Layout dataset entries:
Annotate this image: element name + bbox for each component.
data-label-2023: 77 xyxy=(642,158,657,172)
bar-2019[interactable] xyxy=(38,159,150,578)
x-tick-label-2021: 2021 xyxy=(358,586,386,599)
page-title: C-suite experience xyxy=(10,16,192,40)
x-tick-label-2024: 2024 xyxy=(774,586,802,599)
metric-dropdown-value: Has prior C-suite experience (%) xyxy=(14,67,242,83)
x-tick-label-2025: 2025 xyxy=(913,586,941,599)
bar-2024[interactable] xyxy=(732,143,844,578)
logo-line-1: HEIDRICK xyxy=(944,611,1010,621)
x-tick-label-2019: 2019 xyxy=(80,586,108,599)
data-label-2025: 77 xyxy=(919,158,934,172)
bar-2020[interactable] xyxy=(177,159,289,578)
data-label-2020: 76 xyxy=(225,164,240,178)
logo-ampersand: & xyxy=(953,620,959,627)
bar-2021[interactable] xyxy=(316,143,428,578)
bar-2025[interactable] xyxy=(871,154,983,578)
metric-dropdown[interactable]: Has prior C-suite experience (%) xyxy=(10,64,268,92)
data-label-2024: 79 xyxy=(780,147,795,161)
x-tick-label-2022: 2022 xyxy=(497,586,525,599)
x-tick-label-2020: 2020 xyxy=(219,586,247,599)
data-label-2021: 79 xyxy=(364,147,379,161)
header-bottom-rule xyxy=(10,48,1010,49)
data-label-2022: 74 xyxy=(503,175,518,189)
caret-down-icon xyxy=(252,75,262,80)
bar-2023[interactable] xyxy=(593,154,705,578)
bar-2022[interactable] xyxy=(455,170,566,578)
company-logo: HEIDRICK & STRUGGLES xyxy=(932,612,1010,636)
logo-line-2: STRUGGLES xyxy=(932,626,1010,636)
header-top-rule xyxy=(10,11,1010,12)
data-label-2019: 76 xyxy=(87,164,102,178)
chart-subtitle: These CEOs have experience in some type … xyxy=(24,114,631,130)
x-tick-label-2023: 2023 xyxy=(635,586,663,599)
--
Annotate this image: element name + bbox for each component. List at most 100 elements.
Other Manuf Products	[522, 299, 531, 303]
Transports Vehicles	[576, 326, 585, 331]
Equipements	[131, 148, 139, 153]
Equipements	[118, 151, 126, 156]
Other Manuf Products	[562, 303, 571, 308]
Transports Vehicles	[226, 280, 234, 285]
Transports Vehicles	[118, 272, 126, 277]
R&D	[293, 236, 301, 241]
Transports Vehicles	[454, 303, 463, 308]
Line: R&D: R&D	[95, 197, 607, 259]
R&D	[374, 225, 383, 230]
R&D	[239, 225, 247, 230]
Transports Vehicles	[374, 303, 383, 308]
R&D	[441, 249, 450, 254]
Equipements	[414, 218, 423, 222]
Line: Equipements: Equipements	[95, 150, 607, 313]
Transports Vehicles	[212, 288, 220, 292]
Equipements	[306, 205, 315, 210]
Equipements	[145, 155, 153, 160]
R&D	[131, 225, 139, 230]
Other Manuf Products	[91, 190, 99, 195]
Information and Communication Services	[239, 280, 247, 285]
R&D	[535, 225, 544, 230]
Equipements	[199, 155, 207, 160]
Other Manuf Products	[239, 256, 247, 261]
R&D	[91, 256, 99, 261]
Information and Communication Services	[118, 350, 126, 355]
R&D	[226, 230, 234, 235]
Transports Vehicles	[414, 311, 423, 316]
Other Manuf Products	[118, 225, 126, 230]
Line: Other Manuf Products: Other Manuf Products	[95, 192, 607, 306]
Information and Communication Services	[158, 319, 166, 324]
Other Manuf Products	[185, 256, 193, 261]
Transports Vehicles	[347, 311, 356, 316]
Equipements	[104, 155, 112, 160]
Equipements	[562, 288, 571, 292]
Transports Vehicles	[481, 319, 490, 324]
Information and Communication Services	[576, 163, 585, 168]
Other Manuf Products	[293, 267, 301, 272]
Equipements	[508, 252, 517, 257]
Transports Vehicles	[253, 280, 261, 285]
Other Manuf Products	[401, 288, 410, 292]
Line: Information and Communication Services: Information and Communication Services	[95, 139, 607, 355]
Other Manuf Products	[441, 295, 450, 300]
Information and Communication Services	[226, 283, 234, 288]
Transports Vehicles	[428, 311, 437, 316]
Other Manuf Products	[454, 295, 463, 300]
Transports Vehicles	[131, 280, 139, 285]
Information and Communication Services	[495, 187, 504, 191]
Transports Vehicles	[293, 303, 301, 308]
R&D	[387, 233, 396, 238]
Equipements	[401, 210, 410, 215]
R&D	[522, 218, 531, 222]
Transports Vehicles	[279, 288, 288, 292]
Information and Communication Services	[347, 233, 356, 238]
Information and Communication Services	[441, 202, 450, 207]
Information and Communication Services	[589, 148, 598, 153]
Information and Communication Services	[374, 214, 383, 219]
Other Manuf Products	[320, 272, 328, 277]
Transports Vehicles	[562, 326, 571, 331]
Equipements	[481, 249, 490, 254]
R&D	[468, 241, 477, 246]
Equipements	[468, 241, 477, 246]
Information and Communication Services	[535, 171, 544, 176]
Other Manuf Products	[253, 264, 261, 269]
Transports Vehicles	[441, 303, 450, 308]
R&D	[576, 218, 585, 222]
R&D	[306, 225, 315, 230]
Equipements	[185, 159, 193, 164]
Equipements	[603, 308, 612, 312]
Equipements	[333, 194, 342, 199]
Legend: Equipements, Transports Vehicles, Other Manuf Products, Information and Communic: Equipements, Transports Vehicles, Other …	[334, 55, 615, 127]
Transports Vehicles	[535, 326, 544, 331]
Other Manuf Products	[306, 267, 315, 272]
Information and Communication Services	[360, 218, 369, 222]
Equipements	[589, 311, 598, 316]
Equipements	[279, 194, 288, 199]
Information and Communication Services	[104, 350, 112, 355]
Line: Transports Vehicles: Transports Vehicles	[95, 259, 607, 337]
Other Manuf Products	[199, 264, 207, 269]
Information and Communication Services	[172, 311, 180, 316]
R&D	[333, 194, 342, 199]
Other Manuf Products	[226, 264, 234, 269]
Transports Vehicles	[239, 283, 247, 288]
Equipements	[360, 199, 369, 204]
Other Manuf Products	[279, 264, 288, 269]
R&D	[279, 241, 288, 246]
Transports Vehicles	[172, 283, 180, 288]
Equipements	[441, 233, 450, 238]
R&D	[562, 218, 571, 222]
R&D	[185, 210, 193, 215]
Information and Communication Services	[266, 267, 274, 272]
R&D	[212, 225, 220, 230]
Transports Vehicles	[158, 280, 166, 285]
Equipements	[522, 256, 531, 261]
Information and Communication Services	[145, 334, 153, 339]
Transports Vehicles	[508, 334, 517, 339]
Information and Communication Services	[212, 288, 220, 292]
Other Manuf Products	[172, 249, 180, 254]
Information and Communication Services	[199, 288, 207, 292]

Aim of the task: Collect every line in the records above that contains the string "tick", and copy each of those lines.

Response to this task:
x-tick-label-2021: 2021 xyxy=(358,586,386,599)
x-tick-label-2024: 2024 xyxy=(774,586,802,599)
x-tick-label-2025: 2025 xyxy=(913,586,941,599)
x-tick-label-2019: 2019 xyxy=(80,586,108,599)
x-tick-label-2022: 2022 xyxy=(497,586,525,599)
x-tick-label-2020: 2020 xyxy=(219,586,247,599)
x-tick-label-2023: 2023 xyxy=(635,586,663,599)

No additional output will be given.